[Data entries]
- - -
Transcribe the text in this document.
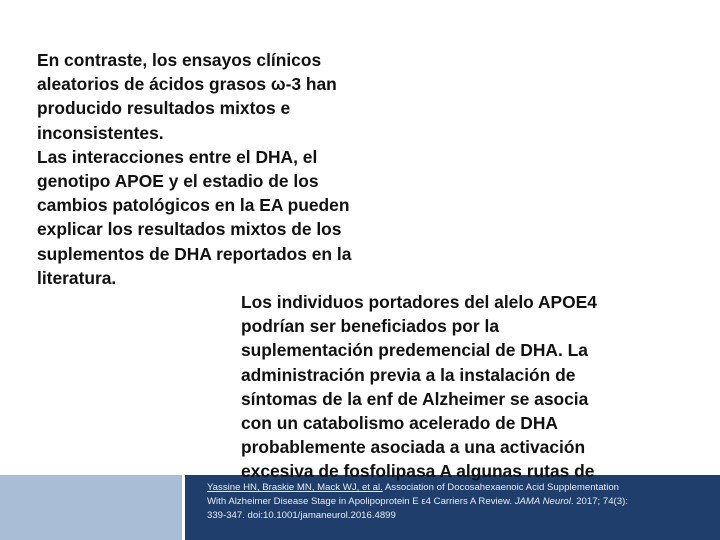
En contraste, los ensayos clínicos
aleatorios de ácidos grasos ω-3 han
producido resultados mixtos e
inconsistentes.
Las interacciones entre el DHA, el
genotipo APOE y el estadio de los
cambios patológicos en la EA pueden
explicar los resultados mixtos de los
suplementos de DHA reportados en la
literatura.
Los individuos portadores del alelo APOE4
podrían ser beneficiados por la
suplementación predemencial de DHA. La
administración previa a la instalación de
síntomas de la enf de Alzheimer se asocia
con un catabolismo acelerado de DHA
probablemente asociada a una activación
excesiva de fosfolipasa A algunas rutas de
Yassine HN, Braskie MN, Mack WJ, et al. Association of Docosahexaenoic Acid Supplementation
With Alzheimer Disease Stage in Apolipoprotein E ε4 Carriers A Review. JAMA Neurol. 2017; 74(3):
339-347. doi:10.1001/jamaneurol.2016.4899
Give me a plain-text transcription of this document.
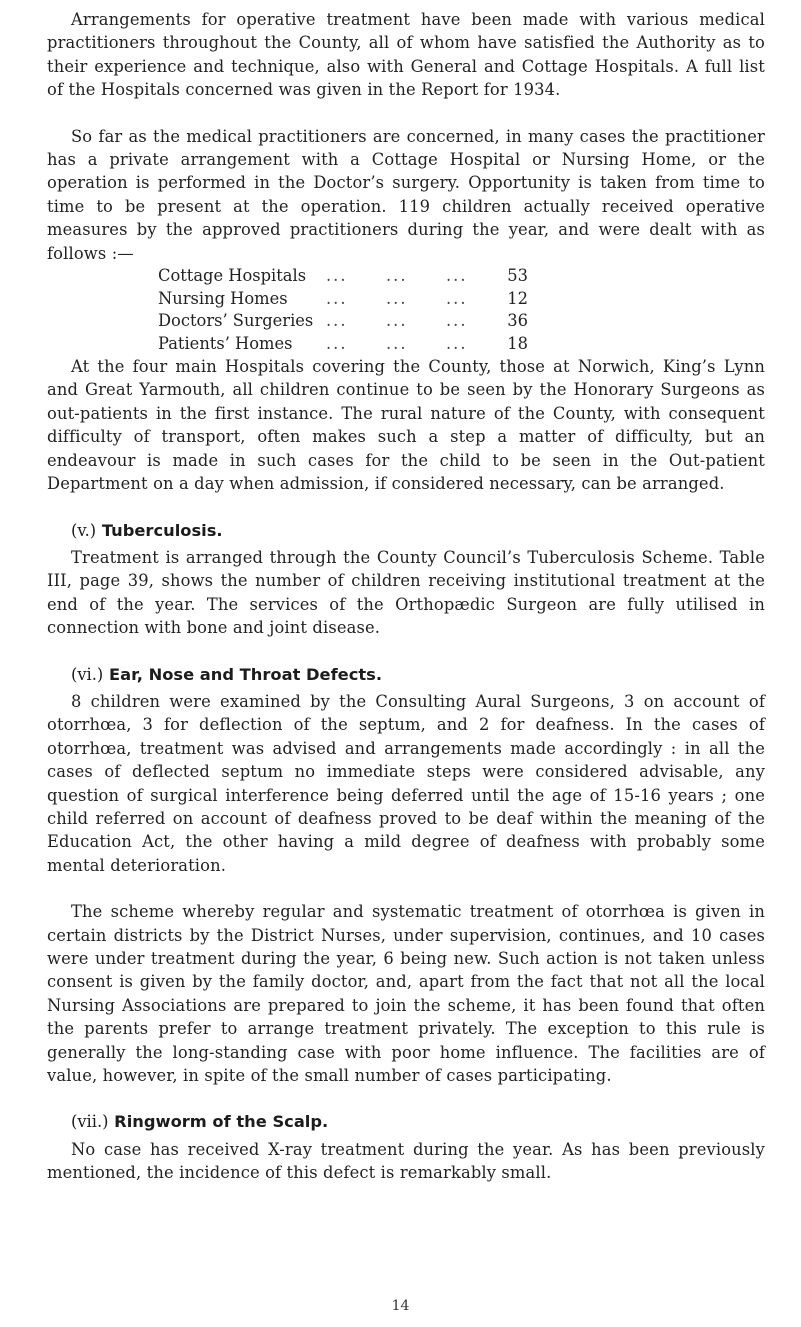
Arrangements for operative treatment have been made with various medical practitioners throughout the County, all of whom have satisfied the Authority as to their experience and technique, also with General and Cottage Hospitals. A full list of the Hospitals concerned was given in the Report for 1934.

So far as the medical practitioners are concerned, in many cases the practitioner has a private arrangement with a Cottage Hospital or Nursing Home, or the operation is performed in the Doctor’s surgery. Opportunity is taken from time to time to be present at the operation. 119 children actually received operative measures by the approved practitioners during the year, and were dealt with as follows :—

Cottage Hospitals	... ... ...	53
Nursing Homes	... ... ...	12
Doctors’ Surgeries	... ... ...	36
Patients’ Homes	... ... ...	18

At the four main Hospitals covering the County, those at Norwich, King’s Lynn and Great Yarmouth, all children continue to be seen by the Honorary Surgeons as out-patients in the first instance. The rural nature of the County, with consequent difficulty of transport, often makes such a step a matter of difficulty, but an endeavour is made in such cases for the child to be seen in the Out-patient Department on a day when admission, if considered necessary, can be arranged.

(v.) Tuberculosis.

Treatment is arranged through the County Council’s Tuberculosis Scheme. Table III, page 39, shows the number of children receiving institutional treatment at the end of the year. The services of the Orthopædic Surgeon are fully utilised in connection with bone and joint disease.

(vi.) Ear, Nose and Throat Defects.

8 children were examined by the Consulting Aural Surgeons, 3 on account of otorrhœa, 3 for deflection of the septum, and 2 for deafness. In the cases of otorrhœa, treatment was advised and arrangements made accordingly : in all the cases of deflected septum no immediate steps were considered advisable, any question of surgical interference being deferred until the age of 15-16 years ; one child referred on account of deafness proved to be deaf within the meaning of the Education Act, the other having a mild degree of deafness with probably some mental deterioration.

The scheme whereby regular and systematic treatment of otorrhœa is given in certain districts by the District Nurses, under supervision, continues, and 10 cases were under treatment during the year, 6 being new. Such action is not taken unless consent is given by the family doctor, and, apart from the fact that not all the local Nursing Associations are prepared to join the scheme, it has been found that often the parents prefer to arrange treatment privately. The exception to this rule is generally the long-standing case with poor home influence. The facilities are of value, however, in spite of the small number of cases participating.

(vii.) Ringworm of the Scalp.

No case has received X-ray treatment during the year. As has been previously mentioned, the incidence of this defect is remarkably small.

14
- - -
• WORK REQUEST: Every line above that holds the string "Tuberculosis" should be returned.

• ANSWER TO THE PROBLEM:
(v.) Tuberculosis.
Treatment is arranged through the County Council’s Tuberculosis Scheme. Table III, page 39, shows the number of children receiving institutional treatment at the end of the year. The services of the Orthopædic Surgeon are fully utilised in connection with bone and joint disease.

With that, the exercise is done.